▶ Aim of the exercise
Copy each line below that includes "name".

▶ The input
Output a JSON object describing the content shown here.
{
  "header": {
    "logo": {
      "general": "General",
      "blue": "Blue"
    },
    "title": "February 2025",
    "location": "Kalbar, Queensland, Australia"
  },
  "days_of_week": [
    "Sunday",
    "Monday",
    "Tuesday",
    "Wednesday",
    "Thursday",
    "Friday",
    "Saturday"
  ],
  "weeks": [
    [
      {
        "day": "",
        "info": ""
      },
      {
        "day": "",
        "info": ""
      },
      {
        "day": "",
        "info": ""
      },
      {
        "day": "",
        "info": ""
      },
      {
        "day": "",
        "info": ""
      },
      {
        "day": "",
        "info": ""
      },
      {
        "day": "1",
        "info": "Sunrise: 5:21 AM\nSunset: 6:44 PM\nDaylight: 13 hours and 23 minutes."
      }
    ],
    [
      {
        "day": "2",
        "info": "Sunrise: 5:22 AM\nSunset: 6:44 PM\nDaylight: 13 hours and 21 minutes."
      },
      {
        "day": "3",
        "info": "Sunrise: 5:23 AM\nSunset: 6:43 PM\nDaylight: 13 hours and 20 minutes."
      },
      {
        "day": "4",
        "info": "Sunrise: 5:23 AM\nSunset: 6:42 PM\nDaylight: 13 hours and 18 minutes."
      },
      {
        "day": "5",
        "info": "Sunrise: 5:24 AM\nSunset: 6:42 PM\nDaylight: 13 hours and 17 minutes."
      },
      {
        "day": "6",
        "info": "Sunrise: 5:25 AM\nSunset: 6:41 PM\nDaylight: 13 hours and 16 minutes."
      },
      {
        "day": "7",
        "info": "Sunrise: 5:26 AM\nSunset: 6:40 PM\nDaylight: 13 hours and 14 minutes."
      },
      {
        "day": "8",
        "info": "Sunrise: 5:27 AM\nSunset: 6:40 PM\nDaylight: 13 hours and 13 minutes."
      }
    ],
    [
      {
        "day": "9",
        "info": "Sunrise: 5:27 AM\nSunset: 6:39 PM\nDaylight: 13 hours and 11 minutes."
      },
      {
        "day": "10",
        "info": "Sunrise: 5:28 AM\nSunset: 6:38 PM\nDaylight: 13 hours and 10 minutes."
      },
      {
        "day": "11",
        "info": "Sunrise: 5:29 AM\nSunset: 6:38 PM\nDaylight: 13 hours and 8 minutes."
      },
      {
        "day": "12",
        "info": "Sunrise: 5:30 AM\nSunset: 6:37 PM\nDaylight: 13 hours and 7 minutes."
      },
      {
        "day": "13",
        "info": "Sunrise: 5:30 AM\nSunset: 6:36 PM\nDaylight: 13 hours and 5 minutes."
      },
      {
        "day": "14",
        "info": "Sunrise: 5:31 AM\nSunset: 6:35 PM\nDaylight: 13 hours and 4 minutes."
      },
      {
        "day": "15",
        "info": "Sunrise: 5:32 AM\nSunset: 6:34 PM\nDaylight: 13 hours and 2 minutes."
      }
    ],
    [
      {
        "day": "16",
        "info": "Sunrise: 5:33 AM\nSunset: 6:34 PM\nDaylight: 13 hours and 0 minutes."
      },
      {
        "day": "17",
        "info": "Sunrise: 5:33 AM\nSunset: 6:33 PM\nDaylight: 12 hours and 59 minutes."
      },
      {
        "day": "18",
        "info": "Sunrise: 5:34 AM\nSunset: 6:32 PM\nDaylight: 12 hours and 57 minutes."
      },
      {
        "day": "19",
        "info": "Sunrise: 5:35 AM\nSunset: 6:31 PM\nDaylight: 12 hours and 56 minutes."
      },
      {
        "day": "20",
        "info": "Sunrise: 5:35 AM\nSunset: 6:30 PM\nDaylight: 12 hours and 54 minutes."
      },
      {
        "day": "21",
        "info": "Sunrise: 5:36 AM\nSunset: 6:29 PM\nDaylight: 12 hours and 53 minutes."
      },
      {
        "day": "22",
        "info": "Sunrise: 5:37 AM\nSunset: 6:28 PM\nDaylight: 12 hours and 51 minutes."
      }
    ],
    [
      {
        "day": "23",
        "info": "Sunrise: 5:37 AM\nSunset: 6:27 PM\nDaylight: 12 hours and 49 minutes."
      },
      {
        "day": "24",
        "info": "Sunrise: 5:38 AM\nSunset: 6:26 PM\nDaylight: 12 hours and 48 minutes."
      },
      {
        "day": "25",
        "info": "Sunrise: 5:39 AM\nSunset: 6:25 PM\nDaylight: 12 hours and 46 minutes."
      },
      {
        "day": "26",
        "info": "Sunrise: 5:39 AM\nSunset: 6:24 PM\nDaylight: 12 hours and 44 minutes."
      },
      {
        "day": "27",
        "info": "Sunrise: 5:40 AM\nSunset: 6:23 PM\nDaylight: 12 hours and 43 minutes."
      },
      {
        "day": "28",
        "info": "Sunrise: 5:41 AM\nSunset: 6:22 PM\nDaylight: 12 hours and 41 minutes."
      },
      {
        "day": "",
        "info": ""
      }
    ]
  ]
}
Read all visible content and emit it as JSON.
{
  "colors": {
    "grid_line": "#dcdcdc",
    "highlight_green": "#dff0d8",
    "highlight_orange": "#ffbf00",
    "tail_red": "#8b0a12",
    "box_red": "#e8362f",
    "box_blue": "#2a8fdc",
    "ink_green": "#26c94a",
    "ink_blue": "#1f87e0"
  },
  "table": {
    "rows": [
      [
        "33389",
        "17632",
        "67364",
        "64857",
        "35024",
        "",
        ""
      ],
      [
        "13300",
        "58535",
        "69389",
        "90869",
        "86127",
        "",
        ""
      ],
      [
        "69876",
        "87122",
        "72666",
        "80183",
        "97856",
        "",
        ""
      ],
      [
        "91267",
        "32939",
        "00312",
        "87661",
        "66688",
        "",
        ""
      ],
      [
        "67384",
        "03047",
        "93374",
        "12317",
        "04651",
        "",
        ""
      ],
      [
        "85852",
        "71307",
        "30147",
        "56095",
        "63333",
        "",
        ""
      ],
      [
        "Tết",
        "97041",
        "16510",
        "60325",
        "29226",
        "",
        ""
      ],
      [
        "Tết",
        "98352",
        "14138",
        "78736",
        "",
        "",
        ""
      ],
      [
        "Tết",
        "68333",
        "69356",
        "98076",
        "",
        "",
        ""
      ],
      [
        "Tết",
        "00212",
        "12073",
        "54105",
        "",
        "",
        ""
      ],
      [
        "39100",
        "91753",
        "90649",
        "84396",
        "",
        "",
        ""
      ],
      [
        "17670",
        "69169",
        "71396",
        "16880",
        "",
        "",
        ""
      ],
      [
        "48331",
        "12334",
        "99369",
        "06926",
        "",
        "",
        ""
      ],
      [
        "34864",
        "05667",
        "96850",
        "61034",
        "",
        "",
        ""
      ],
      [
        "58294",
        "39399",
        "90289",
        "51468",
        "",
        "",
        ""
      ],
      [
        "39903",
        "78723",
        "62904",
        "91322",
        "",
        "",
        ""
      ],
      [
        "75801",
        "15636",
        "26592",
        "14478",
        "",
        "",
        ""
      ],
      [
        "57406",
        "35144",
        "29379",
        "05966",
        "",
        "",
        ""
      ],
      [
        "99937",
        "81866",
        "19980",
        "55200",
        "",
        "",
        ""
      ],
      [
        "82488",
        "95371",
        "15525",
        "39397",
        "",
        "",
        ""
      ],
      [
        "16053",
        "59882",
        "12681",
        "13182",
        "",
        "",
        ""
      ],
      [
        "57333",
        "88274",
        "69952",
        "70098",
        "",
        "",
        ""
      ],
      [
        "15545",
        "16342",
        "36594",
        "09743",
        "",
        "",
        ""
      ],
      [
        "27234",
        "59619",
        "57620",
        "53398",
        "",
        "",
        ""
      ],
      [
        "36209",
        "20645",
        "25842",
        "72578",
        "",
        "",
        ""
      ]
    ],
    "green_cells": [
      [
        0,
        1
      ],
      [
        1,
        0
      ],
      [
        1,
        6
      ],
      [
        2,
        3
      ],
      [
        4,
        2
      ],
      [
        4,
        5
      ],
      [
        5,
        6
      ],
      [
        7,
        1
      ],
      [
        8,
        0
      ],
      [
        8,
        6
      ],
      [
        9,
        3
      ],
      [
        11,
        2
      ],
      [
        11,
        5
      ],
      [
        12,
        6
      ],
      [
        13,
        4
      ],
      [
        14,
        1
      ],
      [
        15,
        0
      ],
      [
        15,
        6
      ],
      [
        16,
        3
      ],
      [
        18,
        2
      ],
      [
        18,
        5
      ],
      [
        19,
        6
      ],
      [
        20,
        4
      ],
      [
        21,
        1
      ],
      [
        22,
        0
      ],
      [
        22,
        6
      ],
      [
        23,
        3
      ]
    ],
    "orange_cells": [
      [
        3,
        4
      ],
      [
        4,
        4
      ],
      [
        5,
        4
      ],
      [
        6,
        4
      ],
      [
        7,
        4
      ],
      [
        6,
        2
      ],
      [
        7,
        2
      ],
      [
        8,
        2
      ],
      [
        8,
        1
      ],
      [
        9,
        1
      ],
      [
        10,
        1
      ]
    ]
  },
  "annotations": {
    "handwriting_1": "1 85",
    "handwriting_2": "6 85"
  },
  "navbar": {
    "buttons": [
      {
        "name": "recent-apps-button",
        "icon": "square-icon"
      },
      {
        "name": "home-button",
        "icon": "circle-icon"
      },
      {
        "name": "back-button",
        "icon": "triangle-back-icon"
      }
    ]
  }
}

▶ Written response
        "name": "recent-apps-button",
        "name": "home-button",
        "name": "back-button",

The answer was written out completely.